> **Tasks to carry out**
A. Write out the stretch of the company history from "Although the interconnected" through "the same office.".
B. Extend the account of how the company began and grew, picking up right after its final sentence.

Our first project, Contemporary Poets, published by St. James Press in 1995, was a revision of a long-established book of critical essays on poets. At the time few people were on the Internet, and we had to contact the 779 poets covered in the book the old-fashioned way—by mail or by phone and often by both. It brought both frustration and joy. Finding an Australian poet vacationing at her friend’s house seemed like a miracle, and talking with an insomniac young poet, now quite famous, who called late one night, was a curiosity that still lives vividly in my memory. So, too, we had to find writers to produce critical essays on the poets, but we were guided by a distinguished board of advisers, whose generosity was remarkable.

With our first foray into book development, the company began. But we were a nontraditional organization. We all lived in different states. I lived in Missoula, Montana, a city known for its many writers, but it was also set in a beautiful valley in the Rockies so remote that you could easily lose contact with the rest of the world. One of our editors lived in Ohio. Another lived in Chicago. And so on. We spent a lot of time on the phone.

To formalize the company I created a corporation and chose to call it Thomas J. Riggs Inc., largely because I was used to working under my own name. I adopted as our business model a web of geographically dispersed workers, each operating in a different location but brought together with specific functions—editor, writer, researcher, project editor, etc.—for our various projects. People were free to do work for other companies, and one of the things we found so appealing about the arrangement was that we felt free. We lived where we wanted and worked when we wanted. We had the power to say no if we wished to do something else. But we also had the community of the company. Some people worked with us continuously, while others would drop in and out. And our community began to spread to many talented people we met by chance or through contacts. Mariko Fujinaka, who is now our managing editor, I met while living briefly in Spokane, Washington. She began working with us in 1997.

As an interconnected web working under the name Thomas J. Riggs Inc., we developed many books, some of which, as is common in book development, do not bear our name. Two companies in particular, Gale (now part of Cengage Learning) and Chadwyck-Healey (ProQuest), became important publishing partners, and we have been grateful for our working relationship with them. Most of our work concerned literary topics, but we branched out into religion, advertising, art, and even economics.

Although the interconnected web model worked, it had a number of serious limitations, and in 2007 we began a transition, still in process, to a new system, one that would maintain some of the freedoms we enjoyed but that also brought advantages found only in a more traditional organization. Important in this transition was developing a shared workspace. Because of faster Internet speeds and new computer applications, it became possible to create a virtual office on the Internet. Built on SharePoint, Outlook, Office Communicator, and Live Meeting, our office allowed us not only to share file directories and calendars but also to talk and see each other at any time. We could share our desktops to show a colleague something or to work on the same text. In other words, we began to function virtually as if we were in the same office.

> **Extracted entries**
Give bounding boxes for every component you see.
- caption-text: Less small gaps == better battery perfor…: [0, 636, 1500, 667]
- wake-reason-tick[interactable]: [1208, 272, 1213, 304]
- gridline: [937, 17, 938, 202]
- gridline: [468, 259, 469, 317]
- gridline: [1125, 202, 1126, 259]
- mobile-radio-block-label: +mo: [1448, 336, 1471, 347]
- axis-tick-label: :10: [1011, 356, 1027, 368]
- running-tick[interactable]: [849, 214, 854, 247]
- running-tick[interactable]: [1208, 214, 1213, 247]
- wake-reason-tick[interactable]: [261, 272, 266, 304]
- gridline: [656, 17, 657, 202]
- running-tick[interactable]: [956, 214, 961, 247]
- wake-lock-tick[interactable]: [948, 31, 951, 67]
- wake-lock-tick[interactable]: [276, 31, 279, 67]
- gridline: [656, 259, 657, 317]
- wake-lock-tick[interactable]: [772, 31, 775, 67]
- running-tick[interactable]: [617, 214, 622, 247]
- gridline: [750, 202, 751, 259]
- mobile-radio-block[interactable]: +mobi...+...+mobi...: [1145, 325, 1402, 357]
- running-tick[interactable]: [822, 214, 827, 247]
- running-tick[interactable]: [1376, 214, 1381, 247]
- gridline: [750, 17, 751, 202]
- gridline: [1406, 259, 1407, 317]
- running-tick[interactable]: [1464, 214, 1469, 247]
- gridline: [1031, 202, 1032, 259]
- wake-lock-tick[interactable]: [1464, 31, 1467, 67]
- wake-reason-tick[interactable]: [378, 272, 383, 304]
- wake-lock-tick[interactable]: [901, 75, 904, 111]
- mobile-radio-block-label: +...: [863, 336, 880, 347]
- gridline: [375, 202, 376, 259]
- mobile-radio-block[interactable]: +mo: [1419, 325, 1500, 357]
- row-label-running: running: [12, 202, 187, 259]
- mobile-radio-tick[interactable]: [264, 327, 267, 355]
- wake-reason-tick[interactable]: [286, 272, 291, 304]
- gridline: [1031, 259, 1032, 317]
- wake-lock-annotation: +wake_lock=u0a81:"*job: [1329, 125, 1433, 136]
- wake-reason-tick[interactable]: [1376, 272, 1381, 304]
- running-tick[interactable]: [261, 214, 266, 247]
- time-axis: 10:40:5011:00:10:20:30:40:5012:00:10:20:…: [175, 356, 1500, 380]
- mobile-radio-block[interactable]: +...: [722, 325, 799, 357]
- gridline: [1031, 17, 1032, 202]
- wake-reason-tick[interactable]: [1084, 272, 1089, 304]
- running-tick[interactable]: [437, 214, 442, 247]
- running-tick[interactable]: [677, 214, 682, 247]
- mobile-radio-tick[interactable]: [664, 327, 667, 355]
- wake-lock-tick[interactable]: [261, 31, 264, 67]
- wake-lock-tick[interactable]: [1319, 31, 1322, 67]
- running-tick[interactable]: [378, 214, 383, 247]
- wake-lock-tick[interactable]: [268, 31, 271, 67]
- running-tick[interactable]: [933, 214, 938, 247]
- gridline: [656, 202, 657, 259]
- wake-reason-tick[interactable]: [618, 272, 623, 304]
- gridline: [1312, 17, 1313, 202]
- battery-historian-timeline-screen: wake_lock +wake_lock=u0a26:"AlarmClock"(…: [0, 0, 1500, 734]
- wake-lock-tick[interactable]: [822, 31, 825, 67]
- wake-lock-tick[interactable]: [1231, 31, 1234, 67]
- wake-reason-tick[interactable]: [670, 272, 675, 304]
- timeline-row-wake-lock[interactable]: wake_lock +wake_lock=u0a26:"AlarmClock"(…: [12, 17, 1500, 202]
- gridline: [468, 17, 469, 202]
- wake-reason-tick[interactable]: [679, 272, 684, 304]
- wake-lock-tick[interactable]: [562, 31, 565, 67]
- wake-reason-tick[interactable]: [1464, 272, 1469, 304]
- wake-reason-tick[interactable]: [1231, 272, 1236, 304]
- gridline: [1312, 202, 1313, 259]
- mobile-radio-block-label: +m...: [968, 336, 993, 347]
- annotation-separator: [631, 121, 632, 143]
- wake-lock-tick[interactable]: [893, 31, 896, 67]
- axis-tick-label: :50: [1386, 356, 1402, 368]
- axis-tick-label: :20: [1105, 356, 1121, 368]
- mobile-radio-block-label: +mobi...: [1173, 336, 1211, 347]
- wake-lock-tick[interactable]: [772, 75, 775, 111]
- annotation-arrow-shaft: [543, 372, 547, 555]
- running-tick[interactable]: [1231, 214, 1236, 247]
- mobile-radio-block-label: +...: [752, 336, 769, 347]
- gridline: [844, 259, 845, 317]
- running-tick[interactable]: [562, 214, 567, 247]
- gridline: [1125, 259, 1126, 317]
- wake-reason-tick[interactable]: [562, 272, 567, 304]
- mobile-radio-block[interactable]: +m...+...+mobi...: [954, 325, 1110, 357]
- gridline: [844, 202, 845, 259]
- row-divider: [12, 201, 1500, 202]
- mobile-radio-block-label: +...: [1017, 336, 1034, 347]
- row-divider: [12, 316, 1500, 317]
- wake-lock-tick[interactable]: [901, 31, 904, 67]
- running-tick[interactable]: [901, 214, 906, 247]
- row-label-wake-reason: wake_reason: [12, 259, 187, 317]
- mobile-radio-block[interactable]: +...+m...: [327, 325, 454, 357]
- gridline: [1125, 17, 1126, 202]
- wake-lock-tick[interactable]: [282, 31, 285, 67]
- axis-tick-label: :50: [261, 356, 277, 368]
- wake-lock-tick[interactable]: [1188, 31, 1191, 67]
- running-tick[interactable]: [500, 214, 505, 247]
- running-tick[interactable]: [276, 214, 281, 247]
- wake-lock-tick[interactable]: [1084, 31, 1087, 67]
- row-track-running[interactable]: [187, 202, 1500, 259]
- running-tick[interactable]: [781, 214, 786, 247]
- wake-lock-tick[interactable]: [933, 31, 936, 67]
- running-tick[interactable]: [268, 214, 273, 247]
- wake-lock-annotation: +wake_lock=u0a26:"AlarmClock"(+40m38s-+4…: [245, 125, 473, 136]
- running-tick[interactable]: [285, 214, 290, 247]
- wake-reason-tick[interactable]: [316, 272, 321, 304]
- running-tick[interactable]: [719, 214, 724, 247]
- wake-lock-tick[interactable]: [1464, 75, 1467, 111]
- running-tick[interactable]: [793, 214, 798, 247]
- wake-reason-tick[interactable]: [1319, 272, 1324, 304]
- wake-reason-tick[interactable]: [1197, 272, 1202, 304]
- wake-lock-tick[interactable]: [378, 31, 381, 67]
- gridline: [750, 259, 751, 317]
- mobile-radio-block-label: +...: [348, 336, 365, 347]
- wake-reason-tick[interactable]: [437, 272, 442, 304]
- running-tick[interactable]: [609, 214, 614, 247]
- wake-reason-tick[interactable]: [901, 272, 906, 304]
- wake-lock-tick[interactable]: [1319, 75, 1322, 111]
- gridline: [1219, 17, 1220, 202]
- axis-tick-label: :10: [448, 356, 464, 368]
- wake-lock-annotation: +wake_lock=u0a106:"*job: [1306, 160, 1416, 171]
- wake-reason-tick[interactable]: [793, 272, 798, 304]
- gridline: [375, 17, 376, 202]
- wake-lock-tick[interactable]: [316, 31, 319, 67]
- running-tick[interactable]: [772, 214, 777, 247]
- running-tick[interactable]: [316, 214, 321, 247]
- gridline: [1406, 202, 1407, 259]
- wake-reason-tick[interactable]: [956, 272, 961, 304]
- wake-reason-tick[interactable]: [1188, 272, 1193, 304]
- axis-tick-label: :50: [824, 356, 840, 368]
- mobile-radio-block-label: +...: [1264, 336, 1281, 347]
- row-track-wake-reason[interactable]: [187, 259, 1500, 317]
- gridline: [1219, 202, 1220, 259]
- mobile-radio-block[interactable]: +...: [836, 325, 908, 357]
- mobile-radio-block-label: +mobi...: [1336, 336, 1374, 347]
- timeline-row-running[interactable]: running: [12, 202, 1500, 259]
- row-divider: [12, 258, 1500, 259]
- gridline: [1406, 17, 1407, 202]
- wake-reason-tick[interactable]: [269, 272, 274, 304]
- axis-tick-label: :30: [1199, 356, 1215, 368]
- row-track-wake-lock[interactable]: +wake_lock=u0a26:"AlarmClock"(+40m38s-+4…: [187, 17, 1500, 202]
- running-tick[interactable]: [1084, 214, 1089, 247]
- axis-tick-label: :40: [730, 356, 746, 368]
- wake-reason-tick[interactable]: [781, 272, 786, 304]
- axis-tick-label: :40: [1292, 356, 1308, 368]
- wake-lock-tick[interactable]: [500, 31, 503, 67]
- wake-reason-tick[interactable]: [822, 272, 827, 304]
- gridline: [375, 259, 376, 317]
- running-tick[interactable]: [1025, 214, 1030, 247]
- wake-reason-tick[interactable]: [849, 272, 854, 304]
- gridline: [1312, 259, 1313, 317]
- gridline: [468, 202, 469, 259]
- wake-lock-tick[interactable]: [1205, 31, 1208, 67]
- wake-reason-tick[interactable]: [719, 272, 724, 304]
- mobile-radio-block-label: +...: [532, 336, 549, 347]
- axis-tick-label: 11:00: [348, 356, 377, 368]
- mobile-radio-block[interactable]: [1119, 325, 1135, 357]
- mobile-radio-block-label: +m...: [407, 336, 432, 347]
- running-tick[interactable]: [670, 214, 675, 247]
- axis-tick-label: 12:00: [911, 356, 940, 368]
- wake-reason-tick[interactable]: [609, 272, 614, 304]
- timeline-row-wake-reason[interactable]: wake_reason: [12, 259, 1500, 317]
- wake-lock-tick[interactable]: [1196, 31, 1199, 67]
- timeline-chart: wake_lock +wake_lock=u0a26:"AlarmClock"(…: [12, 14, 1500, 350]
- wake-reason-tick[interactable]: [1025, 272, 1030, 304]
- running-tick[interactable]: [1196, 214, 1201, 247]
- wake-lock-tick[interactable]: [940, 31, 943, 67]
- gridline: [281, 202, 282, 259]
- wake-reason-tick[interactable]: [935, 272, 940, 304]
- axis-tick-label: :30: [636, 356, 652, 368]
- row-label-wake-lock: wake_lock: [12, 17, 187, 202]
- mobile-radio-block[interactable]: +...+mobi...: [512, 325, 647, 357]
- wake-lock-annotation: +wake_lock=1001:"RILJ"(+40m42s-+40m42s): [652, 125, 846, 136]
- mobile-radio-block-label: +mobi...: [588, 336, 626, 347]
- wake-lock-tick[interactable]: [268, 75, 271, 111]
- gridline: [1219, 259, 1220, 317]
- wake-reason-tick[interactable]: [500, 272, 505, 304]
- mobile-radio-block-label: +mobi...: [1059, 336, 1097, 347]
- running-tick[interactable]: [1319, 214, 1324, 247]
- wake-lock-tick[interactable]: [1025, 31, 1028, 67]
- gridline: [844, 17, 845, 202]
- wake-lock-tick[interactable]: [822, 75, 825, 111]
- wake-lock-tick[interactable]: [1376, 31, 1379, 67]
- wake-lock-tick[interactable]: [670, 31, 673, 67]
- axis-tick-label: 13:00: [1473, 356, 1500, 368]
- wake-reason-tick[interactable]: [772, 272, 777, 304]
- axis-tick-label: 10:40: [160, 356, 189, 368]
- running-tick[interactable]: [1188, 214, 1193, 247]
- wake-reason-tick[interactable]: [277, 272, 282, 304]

> **Responses to the exercise**
A.
Although the interconnected web model worked, it had a number of serious limitations, and in 2007 we began a transition, still in process, to a new system, one that would maintain some of the freedoms we enjoyed but that also brought advantages found only in a more traditional organization. Important in this transition was developing a shared workspace. Because of faster Internet speeds and new computer applications, it became possible to create a virtual office on the Internet. Built on SharePoint, Outlook, Office Communicator, and Live Meeting, our office allowed us not only to share file directories and calendars but also to talk and see each other at any time. We could share our desktops to show a colleague something or to work on the same text. In other words, we began to function virtually as if we were in the same office.

B.
Other changes came from developments in the publishing industry, and we became aware that we needed to stay on top of new technology that was driving the future of publishing. HTML coding, HTML text editors, and text parsing became part of our daily life. Because of the simplicity of plagiarizing from the Internet and online journals, we hired an antiplagiarism company to review all our text for copied material. Perhaps most significant in academic publishing was the gradual moving away from paper and the adoption of entirely Web-based publications. Some projects we worked on could be found only on the Internet. Although much of the work we did was the same for a web content project, the loss of paper and the dominance of the Internet could sometimes be jarring to those of us who began in publishing more than twenty years ago, when PCs were novel and red pencils were more common than word processing.

Although nostalgia for tear sheets and red pencils sometimes creeps in, we embrace the changes in technology and look forward to further advancements in how information is delivered. In 2009 we began a new part of our company, literary publishing of fiction, nonfiction, essays, and poetry. Because of the development of new means of printing and distribution, we believe the economics of literary publishing, long on the decline, has the potential to rebound. And that potential, which we are eager to pursue, is thanks to technological advances.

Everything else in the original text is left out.